> **WHAT YOU NEED TO DO**
Pick out each line in these entries that contains the string "sulf".

> **GIVEN DATA**

## Start

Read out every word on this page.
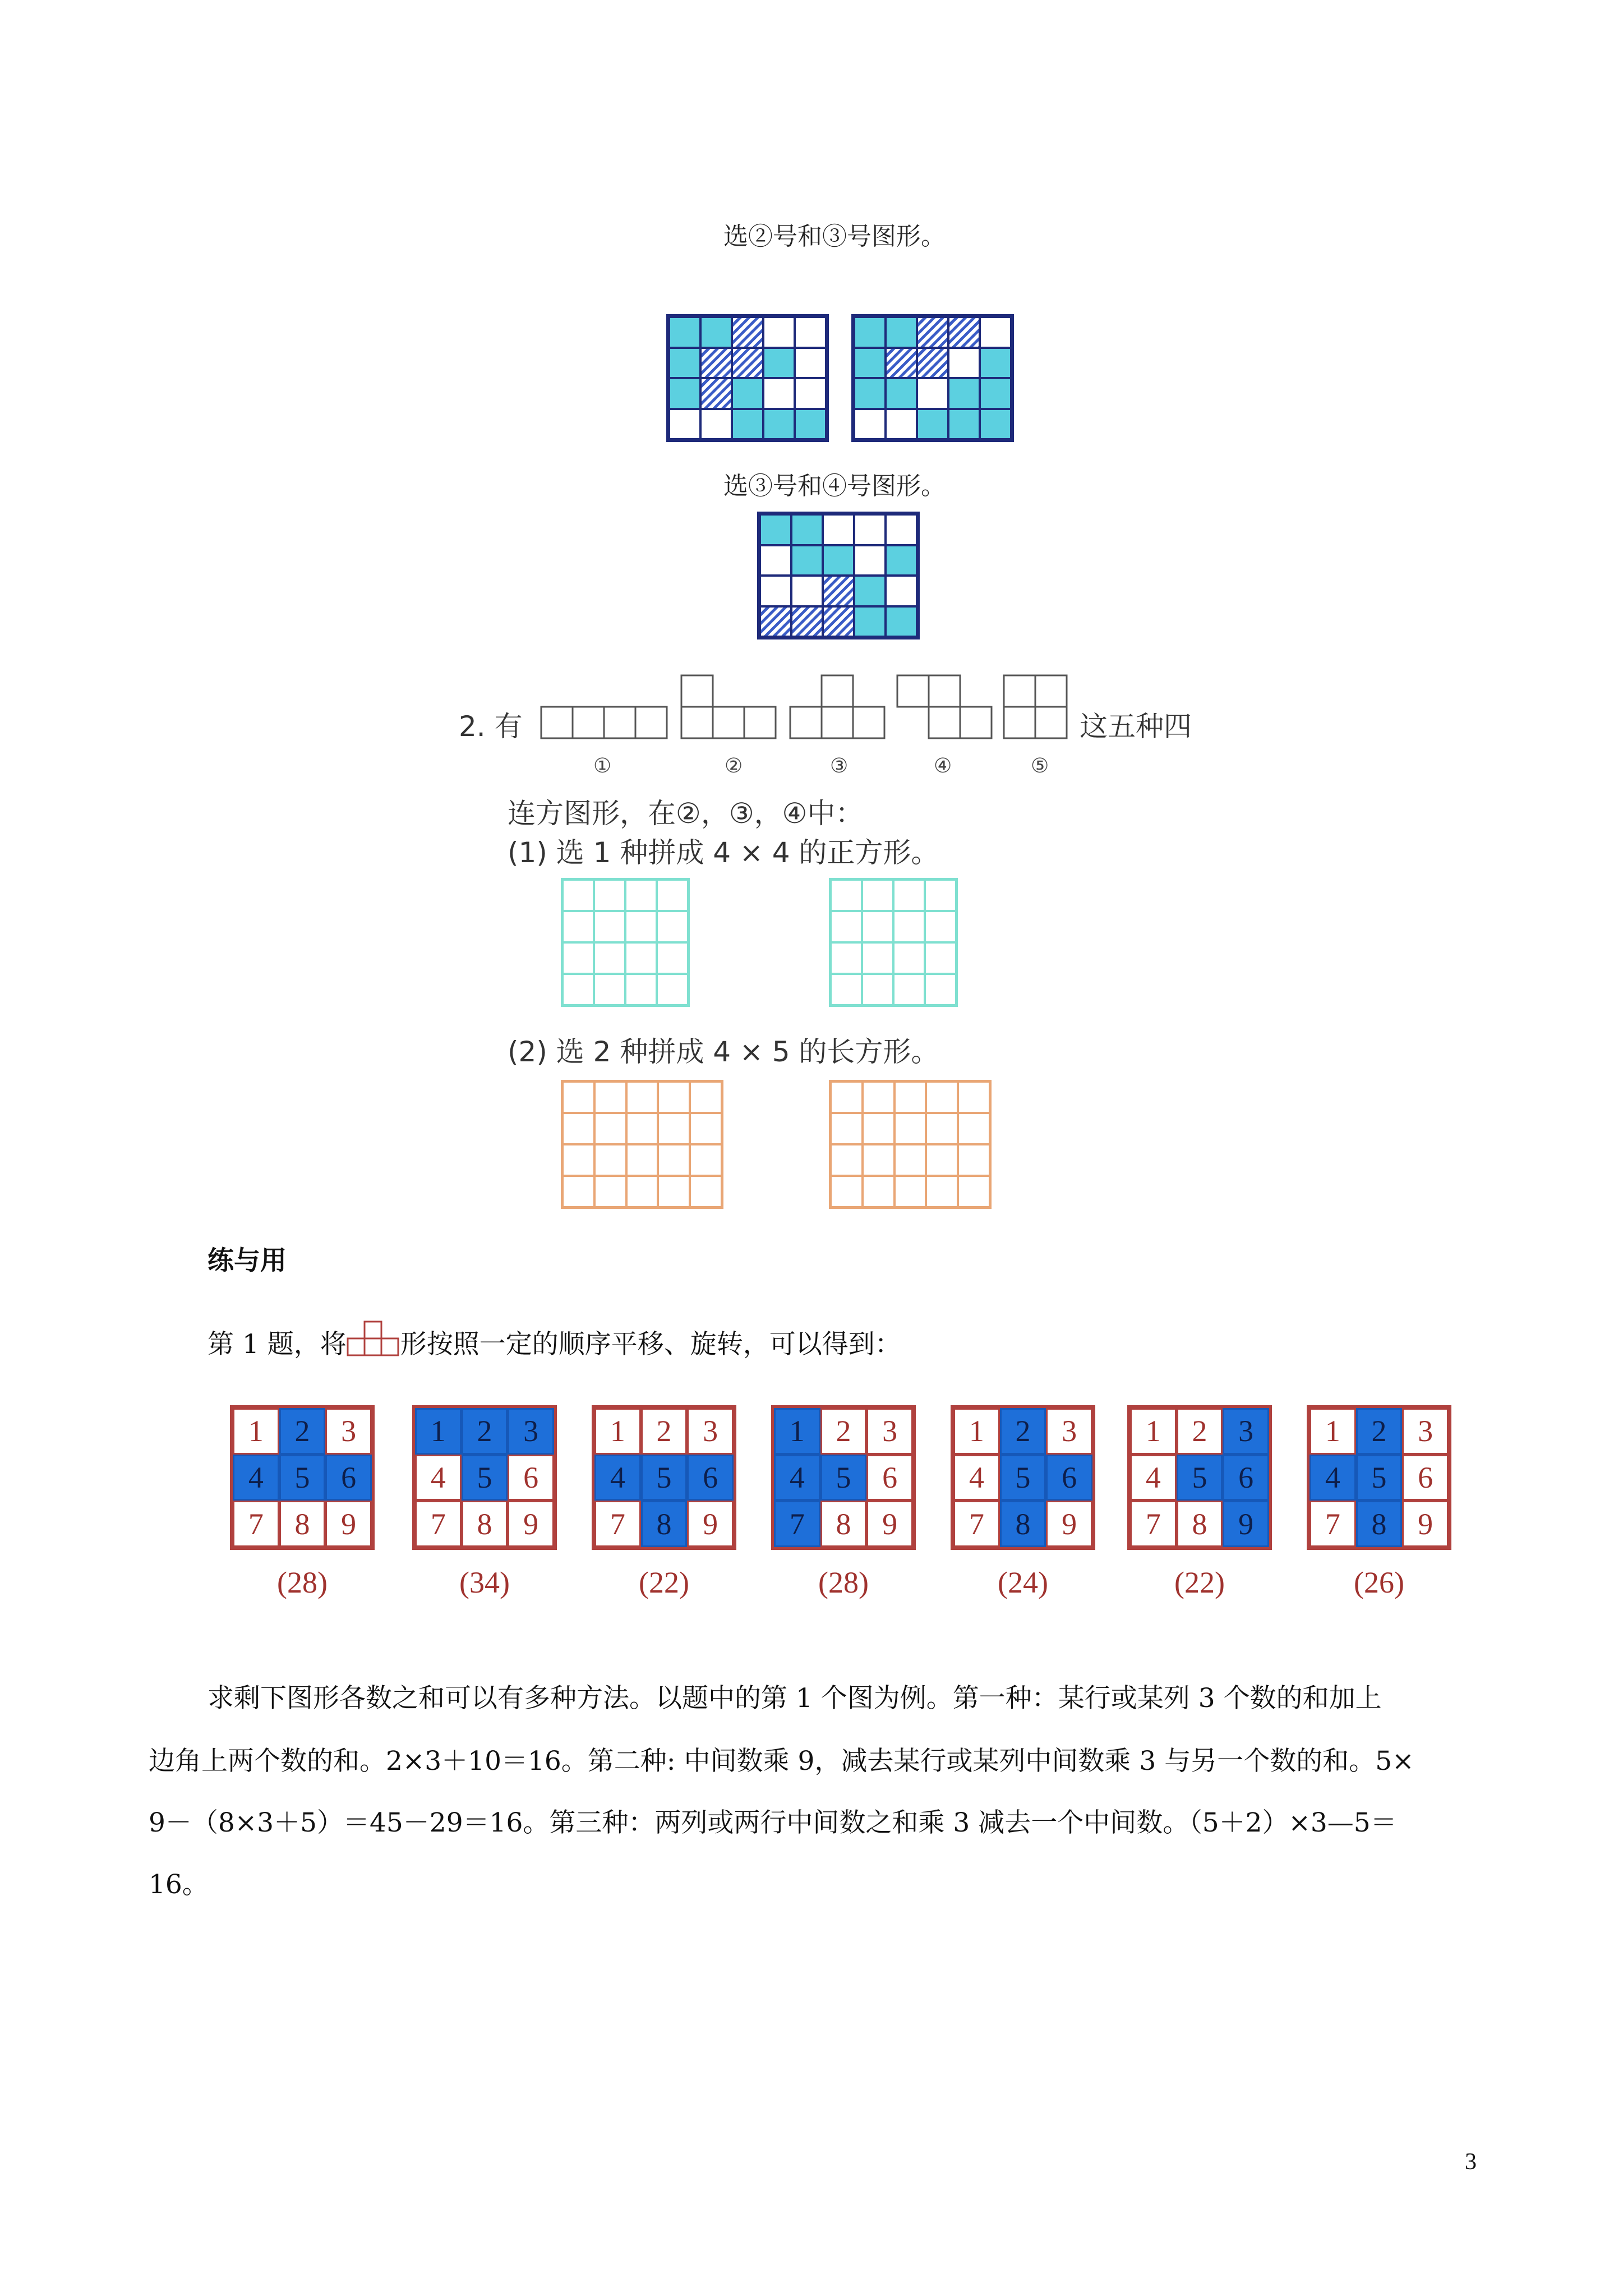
选②号和③号图形。
选③号和④号图形。
2. 有	这五种四
①	②	③	④	⑤
连方图形，在②，③，④中：
(1) 选 1 种拼成 4 × 4 的正方形。
(2) 选 2 种拼成 4 × 5 的长方形。
练与用
第 1 题，将 形按照一定的顺序平移、旋转，可以得到：
1	2	3
4	5	6
7	8	9
(28)
1	2	3
4	5	6
7	8	9
(34)
1	2	3
4	5	6
7	8	9
(22)
1	2	3
4	5	6
7	8	9
(28)
1	2	3
4	5	6
7	8	9
(24)
1	2	3
4	5	6
7	8	9
(22)
1	2	3
4	5	6
7	8	9
(26)
求剩下图形各数之和可以有多种方法。以题中的第 1 个图为例。第一种：某行或某列 3 个数的和加上
边角上两个数的和。2×3＋10＝16。第二种: 中间数乘 9，减去某行或某列中间数乘 3 与另一个数的和。5×
9－（8×3＋5）＝45－29＝16。第三种：两列或两行中间数之和乘 3 减去一个中间数。（5＋2）×3—5＝
16。
3
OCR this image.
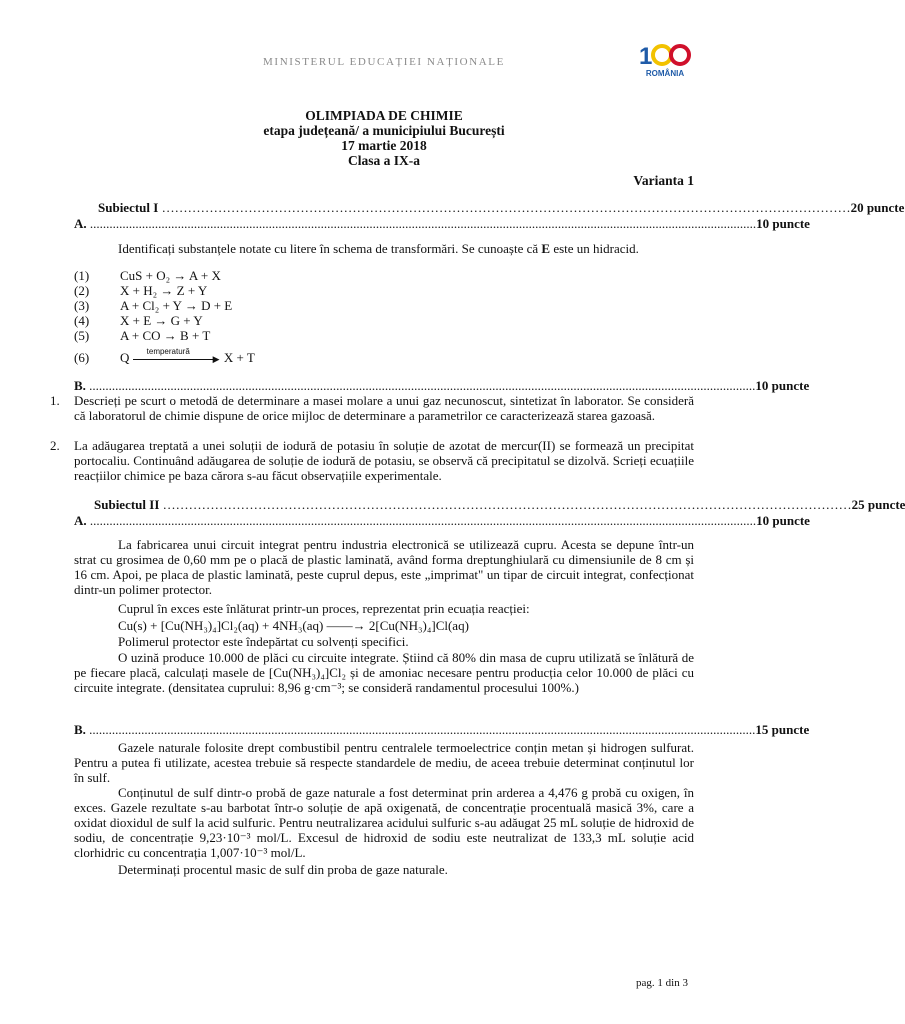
MINISTERUL EDUCAȚIEI NAȚIONALE	1
ROMÂNIA
OLIMPIADA DE CHIMIE
etapa județeană/ a municipiului București
17 martie 2018
Clasa a IX-a
Varianta 1
Subiectul I …………………………………………………………………………………………………………………………………………… 20 puncte
A. ............................................................................................................................................................................................................. 10 puncte
Identificați substanțele notate cu litere în schema de transformări. Se cunoaște că E este un hidracid.
(1) CuS + O₂ → A + X
(2) X + H₂ → Z + Y
(3) A + Cl₂ + Y → D + E
(4) X + E → G + Y
(5) A + CO → B + T
(6) Q temperatură
▶ X + T
B. ............................................................................................................................................................................................................. 10 puncte
1. Descrieți pe scurt o metodă de determinare a masei molare a unui gaz necunoscut, sintetizat în laborator. Se consideră că laboratorul de chimie dispune de orice mijloc de determinare a parametrilor ce caracterizează starea gazoasă.
2. La adăugarea treptată a unei soluții de iodură de potasiu în soluție de azotat de mercur(II) se formează un precipitat portocaliu. Continuând adăugarea de soluție de iodură de potasiu, se observă că precipitatul se dizolvă. Scrieți ecuațiile reacțiilor chimice pe baza cărora s-au făcut observațiile experimentale.
Subiectul II …………………………………………………………………………………………………………………………………………… 25 puncte
A. ............................................................................................................................................................................................................. 10 puncte
La fabricarea unui circuit integrat pentru industria electronică se utilizează cupru. Acesta se depune într-un strat cu grosimea de 0,60 mm pe o placă de plastic laminată, având forma dreptunghiulară cu dimensiunile de 8 cm și 16 cm. Apoi, pe placa de plastic laminată, peste cuprul depus, este „imprimat" un tipar de circuit integrat, confecționat dintr-un polimer protector.
Cuprul în exces este înlăturat printr-un proces, reprezentat prin ecuația reacției:
Cu(s) + [Cu(NH₃)₄]Cl₂(aq) + 4NH₃(aq) ——→ 2[Cu(NH₃)₄]Cl(aq)
Polimerul protector este îndepărtat cu solvenți specifici.
O uzină produce 10.000 de plăci cu circuite integrate. Știind că 80% din masa de cupru utilizată se înlătură de pe fiecare placă, calculați masele de [Cu(NH₃)₄]Cl₂ și de amoniac necesare pentru producția celor 10.000 de plăci cu circuite integrate. (densitatea cuprului: 8,96 g·cm⁻³; se consideră randamentul procesului 100%.)
B. ............................................................................................................................................................................................................. 15 puncte
Gazele naturale folosite drept combustibil pentru centralele termoelectrice conțin metan și hidrogen sulfurat. Pentru a putea fi utilizate, acestea trebuie să respecte standardele de mediu, de aceea trebuie determinat conținutul lor în sulf.
Conținutul de sulf dintr-o probă de gaze naturale a fost determinat prin arderea a 4,476 g probă cu oxigen, în exces. Gazele rezultate s-au barbotat într-o soluție de apă oxigenată, de concentrație procentuală masică 3%, care a oxidat dioxidul de sulf la acid sulfuric. Pentru neutralizarea acidului sulfuric s-au adăugat 25 mL soluție de hidroxid de sodiu, de concentrație 9,23·10⁻³ mol/L. Excesul de hidroxid de sodiu este neutralizat de 133,3 mL soluție acid clorhidric cu concentrația 1,007·10⁻³ mol/L.
Determinați procentul masic de sulf din proba de gaze naturale.
pag. 1 din 3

## End

> **SOLUTION**
Gazele naturale folosite drept combustibil pentru centralele termoelectrice conțin metan și hidrogen sulfurat. Pentru a putea fi utilizate, acestea trebuie să respecte standardele de mediu, de aceea trebuie determinat conținutul lor în sulf.
Conținutul de sulf dintr-o probă de gaze naturale a fost determinat prin arderea a 4,476 g probă cu oxigen, în exces. Gazele rezultate s-au barbotat într-o soluție de apă oxigenată, de concentrație procentuală masică 3%, care a oxidat dioxidul de sulf la acid sulfuric. Pentru neutralizarea acidului sulfuric s-au adăugat 25 mL soluție de hidroxid de sodiu, de concentrație 9,23·10⁻³ mol/L. Excesul de hidroxid de sodiu este neutralizat de 133,3 mL soluție acid clorhidric cu concentrația 1,007·10⁻³ mol/L.
Determinați procentul masic de sulf din proba de gaze naturale.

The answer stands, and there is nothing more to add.